§ Instructions for the task
Tally every line of the material that includes "дней", then give the tally and nothing else.

§ Provided records
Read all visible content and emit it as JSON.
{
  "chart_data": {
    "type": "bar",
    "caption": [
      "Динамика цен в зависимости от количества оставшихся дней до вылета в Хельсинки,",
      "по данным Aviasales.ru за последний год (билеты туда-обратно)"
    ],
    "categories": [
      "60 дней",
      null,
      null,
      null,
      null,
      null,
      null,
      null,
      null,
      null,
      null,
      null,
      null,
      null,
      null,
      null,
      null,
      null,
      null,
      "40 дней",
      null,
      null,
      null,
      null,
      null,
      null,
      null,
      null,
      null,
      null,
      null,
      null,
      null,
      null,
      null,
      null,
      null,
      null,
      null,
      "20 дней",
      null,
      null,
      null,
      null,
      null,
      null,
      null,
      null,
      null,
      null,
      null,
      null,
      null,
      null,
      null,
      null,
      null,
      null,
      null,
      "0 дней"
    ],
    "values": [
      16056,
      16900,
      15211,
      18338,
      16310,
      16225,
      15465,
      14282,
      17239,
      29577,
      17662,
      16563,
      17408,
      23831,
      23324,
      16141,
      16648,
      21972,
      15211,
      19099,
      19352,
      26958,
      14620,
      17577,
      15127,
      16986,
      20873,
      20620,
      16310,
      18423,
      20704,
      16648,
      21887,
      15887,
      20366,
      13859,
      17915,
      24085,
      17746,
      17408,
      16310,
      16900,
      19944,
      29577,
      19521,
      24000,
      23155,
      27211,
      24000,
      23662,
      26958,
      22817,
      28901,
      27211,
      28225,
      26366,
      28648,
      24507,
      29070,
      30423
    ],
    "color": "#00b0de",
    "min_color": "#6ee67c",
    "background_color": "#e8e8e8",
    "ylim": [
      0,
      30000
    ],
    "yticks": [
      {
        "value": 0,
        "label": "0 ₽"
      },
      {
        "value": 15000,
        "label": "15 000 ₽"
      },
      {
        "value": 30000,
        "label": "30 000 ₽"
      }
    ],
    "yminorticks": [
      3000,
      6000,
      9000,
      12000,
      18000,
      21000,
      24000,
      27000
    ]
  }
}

§ Expected answer
5